--- LISTED RECORDS ---
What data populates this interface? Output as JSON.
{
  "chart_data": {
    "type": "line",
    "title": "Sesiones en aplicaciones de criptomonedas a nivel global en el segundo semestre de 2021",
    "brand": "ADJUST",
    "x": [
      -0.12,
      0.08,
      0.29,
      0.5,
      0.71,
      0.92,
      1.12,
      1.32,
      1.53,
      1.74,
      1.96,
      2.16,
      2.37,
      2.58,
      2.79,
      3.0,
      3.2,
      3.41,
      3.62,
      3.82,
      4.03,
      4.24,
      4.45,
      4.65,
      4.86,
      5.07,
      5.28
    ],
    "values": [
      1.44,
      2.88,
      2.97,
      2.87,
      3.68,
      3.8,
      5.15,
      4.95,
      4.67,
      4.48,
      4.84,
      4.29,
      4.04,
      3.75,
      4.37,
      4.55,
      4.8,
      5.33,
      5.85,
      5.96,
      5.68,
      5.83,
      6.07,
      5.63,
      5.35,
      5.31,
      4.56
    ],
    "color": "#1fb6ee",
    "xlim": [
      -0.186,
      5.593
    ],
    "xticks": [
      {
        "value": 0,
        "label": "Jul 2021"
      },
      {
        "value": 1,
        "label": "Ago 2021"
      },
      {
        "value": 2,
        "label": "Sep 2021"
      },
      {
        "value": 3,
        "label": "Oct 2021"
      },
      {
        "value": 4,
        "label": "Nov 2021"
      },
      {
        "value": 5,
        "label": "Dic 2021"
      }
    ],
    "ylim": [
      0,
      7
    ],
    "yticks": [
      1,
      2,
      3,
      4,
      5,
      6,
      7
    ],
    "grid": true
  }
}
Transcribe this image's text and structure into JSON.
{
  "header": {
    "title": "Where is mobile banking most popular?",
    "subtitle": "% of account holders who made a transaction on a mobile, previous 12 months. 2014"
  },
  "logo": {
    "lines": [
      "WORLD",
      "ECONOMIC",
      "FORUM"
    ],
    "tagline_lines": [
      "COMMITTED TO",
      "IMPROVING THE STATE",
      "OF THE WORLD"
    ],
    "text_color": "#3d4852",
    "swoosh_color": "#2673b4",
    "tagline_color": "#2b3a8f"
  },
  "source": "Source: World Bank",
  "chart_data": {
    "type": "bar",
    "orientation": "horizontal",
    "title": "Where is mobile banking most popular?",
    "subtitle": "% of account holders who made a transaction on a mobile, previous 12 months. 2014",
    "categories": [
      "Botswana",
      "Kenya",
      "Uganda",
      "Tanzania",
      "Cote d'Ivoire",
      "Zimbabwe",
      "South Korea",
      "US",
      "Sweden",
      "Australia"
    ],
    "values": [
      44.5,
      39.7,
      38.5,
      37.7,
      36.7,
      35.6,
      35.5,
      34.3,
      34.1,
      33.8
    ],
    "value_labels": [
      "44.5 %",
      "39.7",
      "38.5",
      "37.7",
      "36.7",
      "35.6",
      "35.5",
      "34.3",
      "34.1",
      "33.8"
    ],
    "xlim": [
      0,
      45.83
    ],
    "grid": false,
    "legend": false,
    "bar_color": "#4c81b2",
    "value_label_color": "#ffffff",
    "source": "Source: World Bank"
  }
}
---
**WRITTEN EXERCISE**
Repeat every entry word for word.

**EXPECTED ANSWER**
What data populates this interface? Output as JSON.
{
  "chart_data": {
    "type": "line",
    "title": "Sesiones en aplicaciones de criptomonedas a nivel global en el segundo semestre de 2021",
    "brand": "ADJUST",
    "x": [
      -0.12,
      0.08,
      0.29,
      0.5,
      0.71,
      0.92,
      1.12,
      1.32,
      1.53,
      1.74,
      1.96,
      2.16,
      2.37,
      2.58,
      2.79,
      3.0,
      3.2,
      3.41,
      3.62,
      3.82,
      4.03,
      4.24,
      4.45,
      4.65,
      4.86,
      5.07,
      5.28
    ],
    "values": [
      1.44,
      2.88,
      2.97,
      2.87,
      3.68,
      3.8,
      5.15,
      4.95,
      4.67,
      4.48,
      4.84,
      4.29,
      4.04,
      3.75,
      4.37,
      4.55,
      4.8,
      5.33,
      5.85,
      5.96,
      5.68,
      5.83,
      6.07,
      5.63,
      5.35,
      5.31,
      4.56
    ],
    "color": "#1fb6ee",
    "xlim": [
      -0.186,
      5.593
    ],
    "xticks": [
      {
        "value": 0,
        "label": "Jul 2021"
      },
      {
        "value": 1,
        "label": "Ago 2021"
      },
      {
        "value": 2,
        "label": "Sep 2021"
      },
      {
        "value": 3,
        "label": "Oct 2021"
      },
      {
        "value": 4,
        "label": "Nov 2021"
      },
      {
        "value": 5,
        "label": "Dic 2021"
      }
    ],
    "ylim": [
      0,
      7
    ],
    "yticks": [
      1,
      2,
      3,
      4,
      5,
      6,
      7
    ],
    "grid": true
  }
}
Transcribe this image's text and structure into JSON.
{
  "header": {
    "title": "Where is mobile banking most popular?",
    "subtitle": "% of account holders who made a transaction on a mobile, previous 12 months. 2014"
  },
  "logo": {
    "lines": [
      "WORLD",
      "ECONOMIC",
      "FORUM"
    ],
    "tagline_lines": [
      "COMMITTED TO",
      "IMPROVING THE STATE",
      "OF THE WORLD"
    ],
    "text_color": "#3d4852",
    "swoosh_color": "#2673b4",
    "tagline_color": "#2b3a8f"
  },
  "source": "Source: World Bank",
  "chart_data": {
    "type": "bar",
    "orientation": "horizontal",
    "title": "Where is mobile banking most popular?",
    "subtitle": "% of account holders who made a transaction on a mobile, previous 12 months. 2014",
    "categories": [
      "Botswana",
      "Kenya",
      "Uganda",
      "Tanzania",
      "Cote d'Ivoire",
      "Zimbabwe",
      "South Korea",
      "US",
      "Sweden",
      "Australia"
    ],
    "values": [
      44.5,
      39.7,
      38.5,
      37.7,
      36.7,
      35.6,
      35.5,
      34.3,
      34.1,
      33.8
    ],
    "value_labels": [
      "44.5 %",
      "39.7",
      "38.5",
      "37.7",
      "36.7",
      "35.6",
      "35.5",
      "34.3",
      "34.1",
      "33.8"
    ],
    "xlim": [
      0,
      45.83
    ],
    "grid": false,
    "legend": false,
    "bar_color": "#4c81b2",
    "value_label_color": "#ffffff",
    "source": "Source: World Bank"
  }
}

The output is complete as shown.